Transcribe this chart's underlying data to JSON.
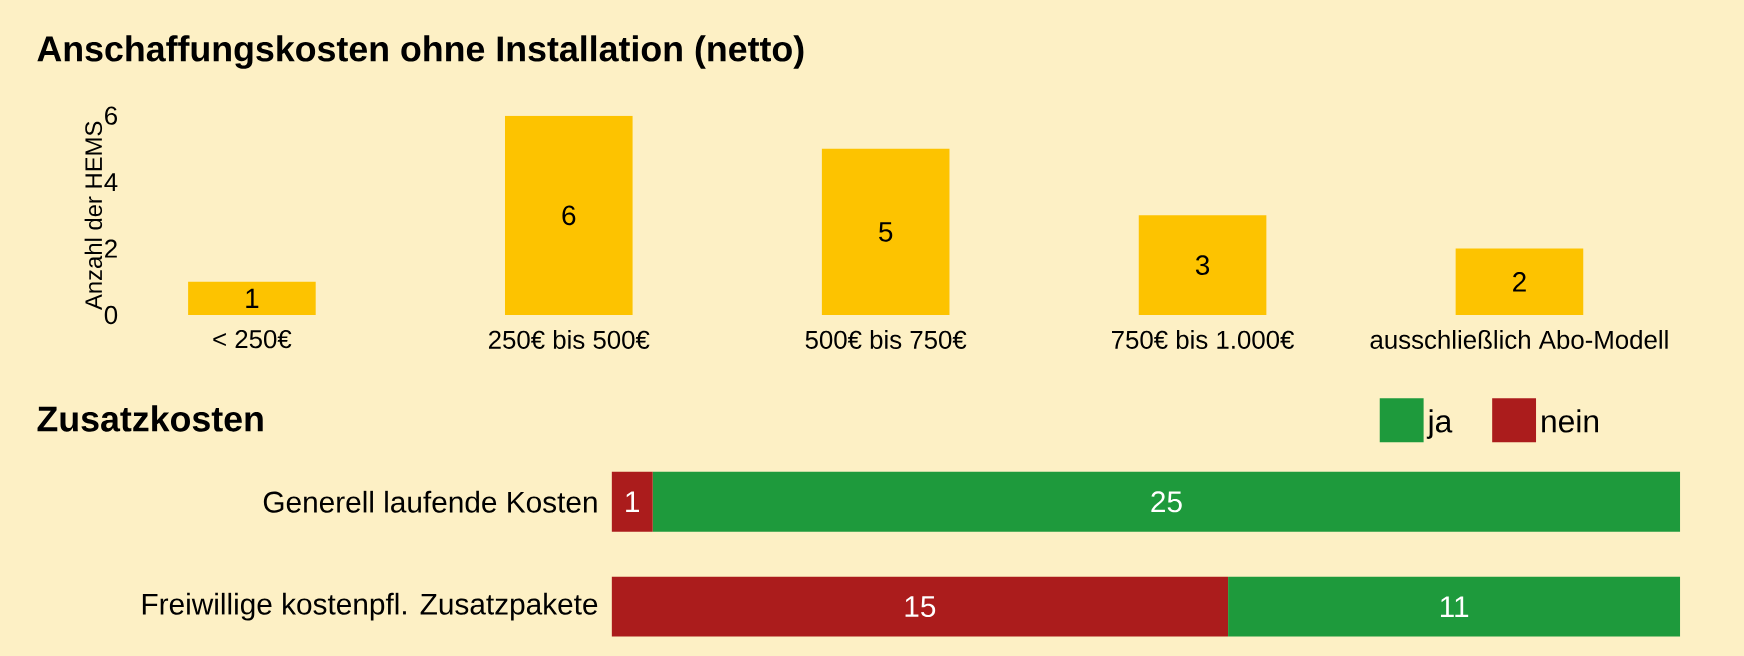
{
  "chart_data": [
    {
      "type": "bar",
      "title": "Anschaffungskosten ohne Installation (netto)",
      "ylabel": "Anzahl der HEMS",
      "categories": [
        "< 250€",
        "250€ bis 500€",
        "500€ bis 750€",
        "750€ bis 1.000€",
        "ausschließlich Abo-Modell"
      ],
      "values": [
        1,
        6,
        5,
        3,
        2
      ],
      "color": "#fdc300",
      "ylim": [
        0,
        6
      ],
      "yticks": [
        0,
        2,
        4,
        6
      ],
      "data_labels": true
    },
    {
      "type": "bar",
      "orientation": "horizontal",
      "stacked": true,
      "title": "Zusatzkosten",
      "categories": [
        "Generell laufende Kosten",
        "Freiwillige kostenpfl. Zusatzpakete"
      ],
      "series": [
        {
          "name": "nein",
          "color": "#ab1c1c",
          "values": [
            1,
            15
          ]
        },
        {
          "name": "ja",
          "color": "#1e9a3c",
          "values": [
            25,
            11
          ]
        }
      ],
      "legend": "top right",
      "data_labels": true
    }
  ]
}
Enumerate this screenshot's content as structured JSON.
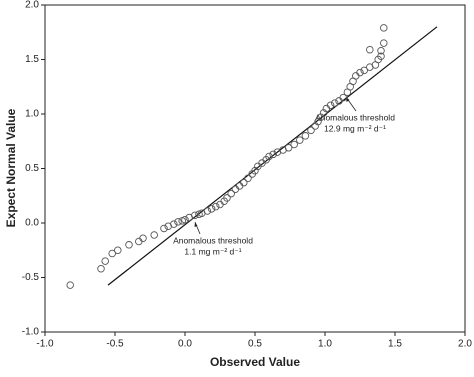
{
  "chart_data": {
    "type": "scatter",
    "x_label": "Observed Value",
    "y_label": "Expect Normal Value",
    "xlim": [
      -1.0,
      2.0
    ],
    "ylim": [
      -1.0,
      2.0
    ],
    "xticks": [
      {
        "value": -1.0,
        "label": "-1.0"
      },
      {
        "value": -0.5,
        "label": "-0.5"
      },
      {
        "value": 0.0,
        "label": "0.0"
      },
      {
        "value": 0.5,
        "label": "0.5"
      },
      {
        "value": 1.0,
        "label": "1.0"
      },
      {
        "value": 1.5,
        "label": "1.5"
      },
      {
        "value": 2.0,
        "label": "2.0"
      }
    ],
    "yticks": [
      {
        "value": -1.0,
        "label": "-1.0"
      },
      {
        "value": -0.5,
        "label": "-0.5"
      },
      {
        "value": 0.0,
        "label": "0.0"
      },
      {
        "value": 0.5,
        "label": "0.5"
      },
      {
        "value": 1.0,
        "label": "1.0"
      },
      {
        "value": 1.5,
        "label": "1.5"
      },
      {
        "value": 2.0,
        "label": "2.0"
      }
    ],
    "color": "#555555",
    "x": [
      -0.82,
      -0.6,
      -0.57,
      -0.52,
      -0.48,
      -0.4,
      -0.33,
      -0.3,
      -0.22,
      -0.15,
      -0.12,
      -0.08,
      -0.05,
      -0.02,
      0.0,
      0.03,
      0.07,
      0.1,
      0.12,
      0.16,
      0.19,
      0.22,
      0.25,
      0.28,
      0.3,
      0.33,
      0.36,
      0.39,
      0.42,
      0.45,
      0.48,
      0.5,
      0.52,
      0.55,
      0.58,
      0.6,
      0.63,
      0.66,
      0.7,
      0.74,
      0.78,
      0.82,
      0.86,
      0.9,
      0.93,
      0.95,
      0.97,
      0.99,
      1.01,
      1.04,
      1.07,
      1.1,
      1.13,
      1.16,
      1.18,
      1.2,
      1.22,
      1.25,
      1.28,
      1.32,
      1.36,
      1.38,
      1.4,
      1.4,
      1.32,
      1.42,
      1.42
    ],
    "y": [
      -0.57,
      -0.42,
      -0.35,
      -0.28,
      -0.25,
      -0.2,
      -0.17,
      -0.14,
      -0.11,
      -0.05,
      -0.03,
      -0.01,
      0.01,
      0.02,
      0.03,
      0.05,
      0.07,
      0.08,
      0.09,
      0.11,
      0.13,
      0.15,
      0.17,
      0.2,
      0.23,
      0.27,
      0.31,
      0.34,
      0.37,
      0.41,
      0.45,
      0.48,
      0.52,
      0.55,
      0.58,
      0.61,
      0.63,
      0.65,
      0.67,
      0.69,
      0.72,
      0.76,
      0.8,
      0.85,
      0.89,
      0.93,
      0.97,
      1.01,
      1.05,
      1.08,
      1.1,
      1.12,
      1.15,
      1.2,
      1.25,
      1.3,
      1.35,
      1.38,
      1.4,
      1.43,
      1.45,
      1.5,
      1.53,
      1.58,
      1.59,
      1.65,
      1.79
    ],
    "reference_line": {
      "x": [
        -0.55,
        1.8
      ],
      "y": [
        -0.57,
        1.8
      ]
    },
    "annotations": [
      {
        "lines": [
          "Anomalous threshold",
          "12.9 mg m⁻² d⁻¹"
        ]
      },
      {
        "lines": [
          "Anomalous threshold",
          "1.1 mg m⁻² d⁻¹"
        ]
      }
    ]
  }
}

◇ ◇ ◇

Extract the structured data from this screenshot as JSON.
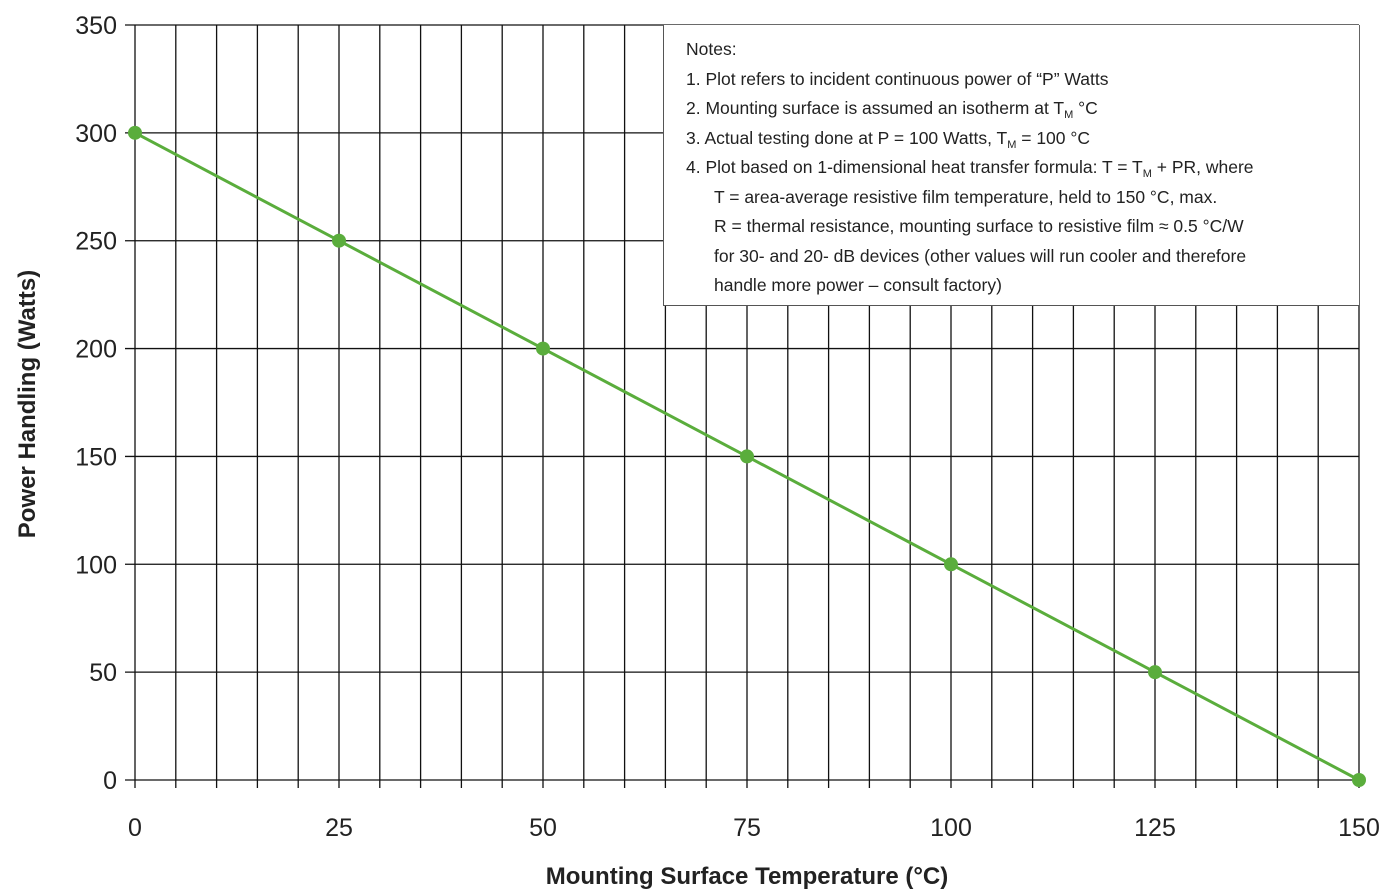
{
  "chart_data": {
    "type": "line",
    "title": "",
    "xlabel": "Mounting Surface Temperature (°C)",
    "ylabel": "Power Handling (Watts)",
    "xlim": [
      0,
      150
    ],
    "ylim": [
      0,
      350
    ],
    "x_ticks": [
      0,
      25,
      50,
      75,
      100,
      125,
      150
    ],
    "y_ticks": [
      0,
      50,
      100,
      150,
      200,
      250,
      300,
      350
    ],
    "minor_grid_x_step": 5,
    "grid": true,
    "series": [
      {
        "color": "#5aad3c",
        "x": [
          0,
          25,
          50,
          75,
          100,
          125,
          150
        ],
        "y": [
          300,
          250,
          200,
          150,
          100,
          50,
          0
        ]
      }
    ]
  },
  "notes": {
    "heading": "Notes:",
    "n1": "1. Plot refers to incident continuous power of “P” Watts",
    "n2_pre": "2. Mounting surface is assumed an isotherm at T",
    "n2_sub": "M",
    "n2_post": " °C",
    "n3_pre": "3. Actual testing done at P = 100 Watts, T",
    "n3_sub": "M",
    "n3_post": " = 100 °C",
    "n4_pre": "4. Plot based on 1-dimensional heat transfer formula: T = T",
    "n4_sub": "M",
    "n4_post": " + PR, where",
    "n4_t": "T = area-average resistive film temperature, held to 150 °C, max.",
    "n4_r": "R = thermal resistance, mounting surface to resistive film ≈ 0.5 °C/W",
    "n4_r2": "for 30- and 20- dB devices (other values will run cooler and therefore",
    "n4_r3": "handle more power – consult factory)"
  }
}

◇ ◇ ◇

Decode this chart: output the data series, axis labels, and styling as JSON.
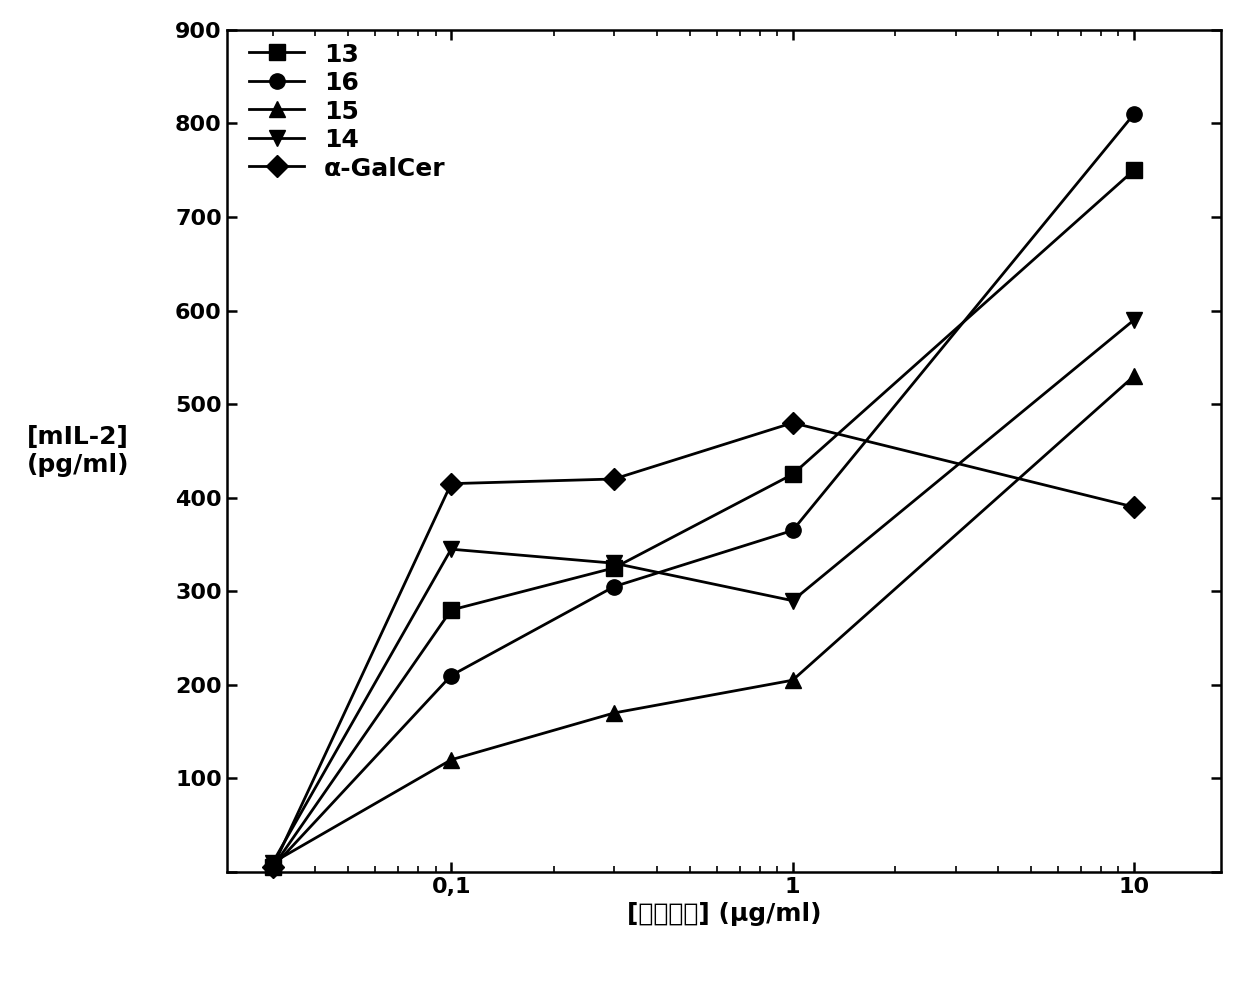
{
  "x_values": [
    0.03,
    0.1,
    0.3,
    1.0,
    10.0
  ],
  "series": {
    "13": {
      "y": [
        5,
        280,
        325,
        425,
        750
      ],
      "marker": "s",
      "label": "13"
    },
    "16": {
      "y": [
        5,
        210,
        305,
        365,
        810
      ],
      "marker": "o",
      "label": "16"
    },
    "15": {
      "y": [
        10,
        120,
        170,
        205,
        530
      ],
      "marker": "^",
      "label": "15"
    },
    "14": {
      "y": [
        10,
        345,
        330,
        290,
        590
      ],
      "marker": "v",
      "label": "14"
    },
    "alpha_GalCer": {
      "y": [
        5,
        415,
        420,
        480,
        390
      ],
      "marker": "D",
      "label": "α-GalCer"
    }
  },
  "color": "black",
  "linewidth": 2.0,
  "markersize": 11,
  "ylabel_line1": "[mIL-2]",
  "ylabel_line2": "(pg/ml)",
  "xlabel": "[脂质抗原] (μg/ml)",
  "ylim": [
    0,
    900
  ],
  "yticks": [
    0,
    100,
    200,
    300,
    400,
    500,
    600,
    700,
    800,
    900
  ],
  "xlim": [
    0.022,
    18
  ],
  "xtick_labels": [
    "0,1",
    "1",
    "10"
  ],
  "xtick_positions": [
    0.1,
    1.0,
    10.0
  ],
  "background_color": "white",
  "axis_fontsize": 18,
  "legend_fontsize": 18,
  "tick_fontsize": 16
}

◇ ◇ ◇

◆ Task statement ◆
Count each line above in which the string "resistive" appears, then state only the total.

◆ Result of the task ◆
2